Work to be completed = Repeat the material below exactly, line for line.

## Start Supplied material

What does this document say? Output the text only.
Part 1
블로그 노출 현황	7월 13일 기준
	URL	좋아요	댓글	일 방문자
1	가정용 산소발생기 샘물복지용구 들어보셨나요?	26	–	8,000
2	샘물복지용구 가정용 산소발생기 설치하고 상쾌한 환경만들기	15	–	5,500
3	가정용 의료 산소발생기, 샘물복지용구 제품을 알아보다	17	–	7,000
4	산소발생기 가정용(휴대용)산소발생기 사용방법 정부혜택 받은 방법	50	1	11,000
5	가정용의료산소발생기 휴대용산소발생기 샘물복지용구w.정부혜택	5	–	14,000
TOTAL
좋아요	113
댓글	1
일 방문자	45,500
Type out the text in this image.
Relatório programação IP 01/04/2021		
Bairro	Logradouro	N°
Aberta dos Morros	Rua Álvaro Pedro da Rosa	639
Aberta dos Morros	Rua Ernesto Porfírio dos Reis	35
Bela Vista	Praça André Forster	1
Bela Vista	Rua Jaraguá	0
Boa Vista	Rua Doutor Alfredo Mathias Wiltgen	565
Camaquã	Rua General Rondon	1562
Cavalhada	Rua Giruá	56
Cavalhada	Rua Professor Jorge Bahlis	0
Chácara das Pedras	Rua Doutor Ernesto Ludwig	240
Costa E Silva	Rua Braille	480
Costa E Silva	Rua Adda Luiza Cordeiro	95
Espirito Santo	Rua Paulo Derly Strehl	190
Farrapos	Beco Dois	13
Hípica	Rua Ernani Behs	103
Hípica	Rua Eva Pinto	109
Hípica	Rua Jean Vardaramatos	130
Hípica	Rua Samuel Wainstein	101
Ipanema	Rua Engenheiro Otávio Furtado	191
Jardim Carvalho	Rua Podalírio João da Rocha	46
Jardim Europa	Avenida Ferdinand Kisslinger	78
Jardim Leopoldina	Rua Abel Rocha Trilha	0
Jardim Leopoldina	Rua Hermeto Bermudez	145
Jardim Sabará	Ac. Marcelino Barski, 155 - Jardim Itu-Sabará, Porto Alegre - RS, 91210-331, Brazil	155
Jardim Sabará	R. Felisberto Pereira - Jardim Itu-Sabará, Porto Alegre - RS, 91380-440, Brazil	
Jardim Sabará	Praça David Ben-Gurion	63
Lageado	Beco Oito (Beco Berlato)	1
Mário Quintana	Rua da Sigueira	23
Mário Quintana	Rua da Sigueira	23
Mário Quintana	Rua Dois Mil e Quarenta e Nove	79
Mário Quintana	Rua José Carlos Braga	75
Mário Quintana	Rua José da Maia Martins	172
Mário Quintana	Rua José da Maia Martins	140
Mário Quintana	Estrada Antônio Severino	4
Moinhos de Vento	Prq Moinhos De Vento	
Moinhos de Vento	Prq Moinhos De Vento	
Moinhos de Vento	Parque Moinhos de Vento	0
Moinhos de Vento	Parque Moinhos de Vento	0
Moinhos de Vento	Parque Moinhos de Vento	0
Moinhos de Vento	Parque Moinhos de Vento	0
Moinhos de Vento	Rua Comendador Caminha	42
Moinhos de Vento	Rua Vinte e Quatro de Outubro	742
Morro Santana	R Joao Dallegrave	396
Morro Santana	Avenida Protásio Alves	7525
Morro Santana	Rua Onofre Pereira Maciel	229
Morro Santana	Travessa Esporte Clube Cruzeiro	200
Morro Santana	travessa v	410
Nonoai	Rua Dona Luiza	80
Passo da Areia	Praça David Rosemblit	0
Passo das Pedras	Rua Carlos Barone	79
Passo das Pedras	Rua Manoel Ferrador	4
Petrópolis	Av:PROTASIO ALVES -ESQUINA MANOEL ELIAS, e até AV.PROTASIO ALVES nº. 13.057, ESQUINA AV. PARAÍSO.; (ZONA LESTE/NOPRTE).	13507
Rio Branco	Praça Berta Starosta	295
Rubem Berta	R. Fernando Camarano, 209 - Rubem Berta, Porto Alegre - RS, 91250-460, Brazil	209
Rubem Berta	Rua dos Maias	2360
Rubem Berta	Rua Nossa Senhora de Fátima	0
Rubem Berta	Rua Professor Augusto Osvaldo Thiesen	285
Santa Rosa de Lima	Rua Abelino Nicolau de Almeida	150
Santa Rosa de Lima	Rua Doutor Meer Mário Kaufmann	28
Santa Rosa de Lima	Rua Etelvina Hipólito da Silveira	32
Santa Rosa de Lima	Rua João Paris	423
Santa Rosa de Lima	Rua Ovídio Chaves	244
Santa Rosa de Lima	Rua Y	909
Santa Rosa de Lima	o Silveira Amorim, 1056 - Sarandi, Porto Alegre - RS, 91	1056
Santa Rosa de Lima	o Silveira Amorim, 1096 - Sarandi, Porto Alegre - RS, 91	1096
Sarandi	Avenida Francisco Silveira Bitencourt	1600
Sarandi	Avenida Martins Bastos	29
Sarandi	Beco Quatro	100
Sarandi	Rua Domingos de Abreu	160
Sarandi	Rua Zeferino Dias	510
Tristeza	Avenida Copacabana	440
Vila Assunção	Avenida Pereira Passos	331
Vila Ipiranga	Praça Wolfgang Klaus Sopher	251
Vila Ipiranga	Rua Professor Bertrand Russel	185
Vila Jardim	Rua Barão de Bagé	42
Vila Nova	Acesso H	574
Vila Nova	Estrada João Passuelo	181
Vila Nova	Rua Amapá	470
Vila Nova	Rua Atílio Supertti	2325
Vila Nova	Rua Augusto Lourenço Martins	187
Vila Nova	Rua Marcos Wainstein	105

## End Supplied material

Solution to this exercise =
What does this document say? Output the text only.
Part 1
블로그 노출 현황	7월 13일 기준
	URL	좋아요	댓글	일 방문자
1	가정용 산소발생기 샘물복지용구 들어보셨나요?	26	–	8,000
2	샘물복지용구 가정용 산소발생기 설치하고 상쾌한 환경만들기	15	–	5,500
3	가정용 의료 산소발생기, 샘물복지용구 제품을 알아보다	17	–	7,000
4	산소발생기 가정용(휴대용)산소발생기 사용방법 정부혜택 받은 방법	50	1	11,000
5	가정용의료산소발생기 휴대용산소발생기 샘물복지용구w.정부혜택	5	–	14,000
TOTAL
좋아요	113
댓글	1
일 방문자	45,500
Type out the text in this image.
Relatório programação IP 01/04/2021		
Bairro	Logradouro	N°
Aberta dos Morros	Rua Álvaro Pedro da Rosa	639
Aberta dos Morros	Rua Ernesto Porfírio dos Reis	35
Bela Vista	Praça André Forster	1
Bela Vista	Rua Jaraguá	0
Boa Vista	Rua Doutor Alfredo Mathias Wiltgen	565
Camaquã	Rua General Rondon	1562
Cavalhada	Rua Giruá	56
Cavalhada	Rua Professor Jorge Bahlis	0
Chácara das Pedras	Rua Doutor Ernesto Ludwig	240
Costa E Silva	Rua Braille	480
Costa E Silva	Rua Adda Luiza Cordeiro	95
Espirito Santo	Rua Paulo Derly Strehl	190
Farrapos	Beco Dois	13
Hípica	Rua Ernani Behs	103
Hípica	Rua Eva Pinto	109
Hípica	Rua Jean Vardaramatos	130
Hípica	Rua Samuel Wainstein	101
Ipanema	Rua Engenheiro Otávio Furtado	191
Jardim Carvalho	Rua Podalírio João da Rocha	46
Jardim Europa	Avenida Ferdinand Kisslinger	78
Jardim Leopoldina	Rua Abel Rocha Trilha	0
Jardim Leopoldina	Rua Hermeto Bermudez	145
Jardim Sabará	Ac. Marcelino Barski, 155 - Jardim Itu-Sabará, Porto Alegre - RS, 91210-331, Brazil	155
Jardim Sabará	R. Felisberto Pereira - Jardim Itu-Sabará, Porto Alegre - RS, 91380-440, Brazil	
Jardim Sabará	Praça David Ben-Gurion	63
Lageado	Beco Oito (Beco Berlato)	1
Mário Quintana	Rua da Sigueira	23
Mário Quintana	Rua da Sigueira	23
Mário Quintana	Rua Dois Mil e Quarenta e Nove	79
Mário Quintana	Rua José Carlos Braga	75
Mário Quintana	Rua José da Maia Martins	172
Mário Quintana	Rua José da Maia Martins	140
Mário Quintana	Estrada Antônio Severino	4
Moinhos de Vento	Prq Moinhos De Vento	
Moinhos de Vento	Prq Moinhos De Vento	
Moinhos de Vento	Parque Moinhos de Vento	0
Moinhos de Vento	Parque Moinhos de Vento	0
Moinhos de Vento	Parque Moinhos de Vento	0
Moinhos de Vento	Parque Moinhos de Vento	0
Moinhos de Vento	Rua Comendador Caminha	42
Moinhos de Vento	Rua Vinte e Quatro de Outubro	742
Morro Santana	R Joao Dallegrave	396
Morro Santana	Avenida Protásio Alves	7525
Morro Santana	Rua Onofre Pereira Maciel	229
Morro Santana	Travessa Esporte Clube Cruzeiro	200
Morro Santana	travessa v	410
Nonoai	Rua Dona Luiza	80
Passo da Areia	Praça David Rosemblit	0
Passo das Pedras	Rua Carlos Barone	79
Passo das Pedras	Rua Manoel Ferrador	4
Petrópolis	Av:PROTASIO ALVES -ESQUINA MANOEL ELIAS, e até AV.PROTASIO ALVES nº. 13.057, ESQUINA AV. PARAÍSO.; (ZONA LESTE/NOPRTE).	13507
Rio Branco	Praça Berta Starosta	295
Rubem Berta	R. Fernando Camarano, 209 - Rubem Berta, Porto Alegre - RS, 91250-460, Brazil	209
Rubem Berta	Rua dos Maias	2360
Rubem Berta	Rua Nossa Senhora de Fátima	0
Rubem Berta	Rua Professor Augusto Osvaldo Thiesen	285
Santa Rosa de Lima	Rua Abelino Nicolau de Almeida	150
Santa Rosa de Lima	Rua Doutor Meer Mário Kaufmann	28
Santa Rosa de Lima	Rua Etelvina Hipólito da Silveira	32
Santa Rosa de Lima	Rua João Paris	423
Santa Rosa de Lima	Rua Ovídio Chaves	244
Santa Rosa de Lima	Rua Y	909
Santa Rosa de Lima	o Silveira Amorim, 1056 - Sarandi, Porto Alegre - RS, 91	1056
Santa Rosa de Lima	o Silveira Amorim, 1096 - Sarandi, Porto Alegre - RS, 91	1096
Sarandi	Avenida Francisco Silveira Bitencourt	1600
Sarandi	Avenida Martins Bastos	29
Sarandi	Beco Quatro	100
Sarandi	Rua Domingos de Abreu	160
Sarandi	Rua Zeferino Dias	510
Tristeza	Avenida Copacabana	440
Vila Assunção	Avenida Pereira Passos	331
Vila Ipiranga	Praça Wolfgang Klaus Sopher	251
Vila Ipiranga	Rua Professor Bertrand Russel	185
Vila Jardim	Rua Barão de Bagé	42
Vila Nova	Acesso H	574
Vila Nova	Estrada João Passuelo	181
Vila Nova	Rua Amapá	470
Vila Nova	Rua Atílio Supertti	2325
Vila Nova	Rua Augusto Lourenço Martins	187
Vila Nova	Rua Marcos Wainstein	105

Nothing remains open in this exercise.